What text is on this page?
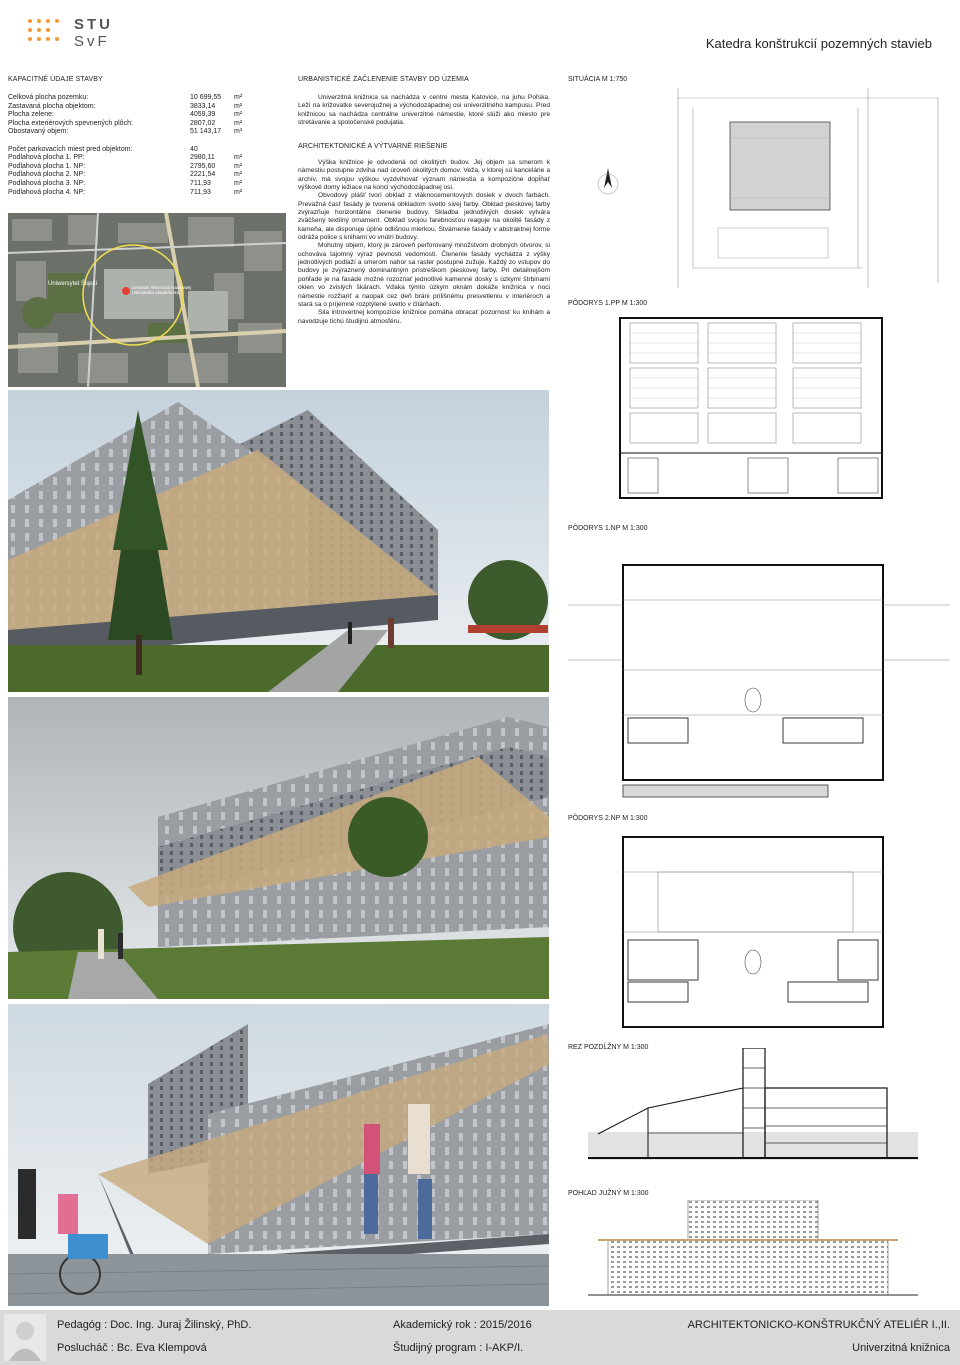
STU
SvF	Katedra konštrukcií pozemných stavieb
KAPACITNÉ ÚDAJE STAVBY
Celková plocha pozemku:	10 699,55	m²
Zastavaná plocha objektom:	3833,14	m²
Plocha zelene:	4059,39	m²
Plocha exteriérových spevnených plôch:	2807,02	m²
Obostavaný objem:	51 143,17	m³

Počet parkovacích miest pred objektom:	40	
Podlahová plocha 1. PP:	2980,11	m²
Podlahová plocha 1. NP:	2795,60	m²
Podlahová plocha 2. NP:	2221,54	m²
Podlahová plocha 3. NP:	711,93	m²
Podlahová plocha 4. NP:	711,93	m²
Uniwersytet Śląski
Centrum Informacji Naukowej i Biblioteka Akademicka
URBANISTICKÉ ZAČLENENIE STAVBY DO ÚZEMIA

Univerzitná knižnica sa nachádza v centre mesta Katovice, na juhu Poľska. Leží na križovatke severojužnej a východozápadnej osi univerzitného kampusu. Pred knižnicou sa nachádza centrálne univerzitné námestie, ktoré slúži ako miesto pre stretávanie a spoločenské podujatia.

ARCHITEKTONICKÉ A VÝTVARNÉ RIEŠENIE

Výška knižnice je odvodená od okolitých budov. Jej objem sa smerom k námestiu postupne zdvíha nad úroveň okolitých domov. Veža, v ktorej sú kancelárie a archív, má svojou výškou vyzdvihovať význam námestia a kompozične dopĺňať výškové domy ležiace na konci východozápadnej osi.

Obvodový plášť tvorí obklad z vláknocementových dosiek v dvoch farbách. Prevažná časť fasády je tvorená obkladom svetlo sivej farby. Obklad pieskovej farby zvýrazňuje horizontálne členenie budovy. Skladba jednotlivých dosiek vytvára zväčšený textilný ornament. Obklad svojou farebnosťou reaguje na okolité fasády z kameňa, ale disponuje úplne odlišnou mierkou. Stvárnenie fasády v abstraktnej forme odráža police s knihami vo vnútri budovy.

Mohutný objem, ktorý je zároveň perforovaný množstvom drobných otvorov, si uchováva tajomný výraz pevnosti vedomostí. Členenie fasády vychádza z výšky jednotlivých podlaží a smerom nahor sa raster postupne zužuje. Každý zo vstupov do budovy je zvýraznený dominantným prístreškom pieskovej farby. Pri detailnejšom pohľade je na fasáde možné rozoznať jednotlivé kamenné dosky s úzkymi štrbinami okien vo zvislých škárach. Vďaka týmto úzkym oknám dokáže knižnica v noci námestie rozžiariť a naopak cez deň bráni prílišnému presvetleniu v interiéroch a stará sa o príjemné rozptýlené svetlo v čitárňach.

Sila introvertnej kompozície knižnice pomáha obracať pozornosť ku knihám a navodzuje tichú študijnú atmosféru.

SITUÁCIA M 1:750
PÔDORYS 1.PP M 1:300
PÔDORYS 1.NP M 1:300
PÔDORYS 2.NP M 1:300
REZ POZDĹŽNY M 1:300
POHĽAD JUŽNÝ M 1:300
Pedagóg : Doc. Ing. Juraj Žilinský, PhD.
Poslucháč : Bc. Eva Klempová
Akademický rok : 2015/2016
Študijný program : I-AKP/I.
ARCHITEKTONICKO-KONŠTRUKČNÝ ATELIÉR I.,II.
Univerzitná knižnica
▬▬▬▬▬▬
_Task requirements_
With the pictures left out, transcribe the material exactly.

_Exercise answer_
What text is on this page?
STU
SvF	Katedra konštrukcií pozemných stavieb
KAPACITNÉ ÚDAJE STAVBY
Celková plocha pozemku:	10 699,55	m²
Zastavaná plocha objektom:	3833,14	m²
Plocha zelene:	4059,39	m²
Plocha exteriérových spevnených plôch:	2807,02	m²
Obostavaný objem:	51 143,17	m³

Počet parkovacích miest pred objektom:	40	
Podlahová plocha 1. PP:	2980,11	m²
Podlahová plocha 1. NP:	2795,60	m²
Podlahová plocha 2. NP:	2221,54	m²
Podlahová plocha 3. NP:	711,93	m²
Podlahová plocha 4. NP:	711,93	m²
Uniwersytet Śląski
Centrum Informacji Naukowej i Biblioteka Akademicka
URBANISTICKÉ ZAČLENENIE STAVBY DO ÚZEMIA

Univerzitná knižnica sa nachádza v centre mesta Katovice, na juhu Poľska. Leží na križovatke severojužnej a východozápadnej osi univerzitného kampusu. Pred knižnicou sa nachádza centrálne univerzitné námestie, ktoré slúži ako miesto pre stretávanie a spoločenské podujatia.

ARCHITEKTONICKÉ A VÝTVARNÉ RIEŠENIE

Výška knižnice je odvodená od okolitých budov. Jej objem sa smerom k námestiu postupne zdvíha nad úroveň okolitých domov. Veža, v ktorej sú kancelárie a archív, má svojou výškou vyzdvihovať význam námestia a kompozične dopĺňať výškové domy ležiace na konci východozápadnej osi.

Obvodový plášť tvorí obklad z vláknocementových dosiek v dvoch farbách. Prevažná časť fasády je tvorená obkladom svetlo sivej farby. Obklad pieskovej farby zvýrazňuje horizontálne členenie budovy. Skladba jednotlivých dosiek vytvára zväčšený textilný ornament. Obklad svojou farebnosťou reaguje na okolité fasády z kameňa, ale disponuje úplne odlišnou mierkou. Stvárnenie fasády v abstraktnej forme odráža police s knihami vo vnútri budovy.

Mohutný objem, ktorý je zároveň perforovaný množstvom drobných otvorov, si uchováva tajomný výraz pevnosti vedomostí. Členenie fasády vychádza z výšky jednotlivých podlaží a smerom nahor sa raster postupne zužuje. Každý zo vstupov do budovy je zvýraznený dominantným prístreškom pieskovej farby. Pri detailnejšom pohľade je na fasáde možné rozoznať jednotlivé kamenné dosky s úzkymi štrbinami okien vo zvislých škárach. Vďaka týmto úzkym oknám dokáže knižnica v noci námestie rozžiariť a naopak cez deň bráni prílišnému presvetleniu v interiéroch a stará sa o príjemné rozptýlené svetlo v čitárňach.

Sila introvertnej kompozície knižnice pomáha obracať pozornosť ku knihám a navodzuje tichú študijnú atmosféru.

SITUÁCIA M 1:750
PÔDORYS 1.PP M 1:300
PÔDORYS 1.NP M 1:300
PÔDORYS 2.NP M 1:300
REZ POZDĹŽNY M 1:300
POHĽAD JUŽNÝ M 1:300
Pedagóg : Doc. Ing. Juraj Žilinský, PhD.
Poslucháč : Bc. Eva Klempová
Akademický rok : 2015/2016
Študijný program : I-AKP/I.
ARCHITEKTONICKO-KONŠTRUKČNÝ ATELIÉR I.,II.
Univerzitná knižnica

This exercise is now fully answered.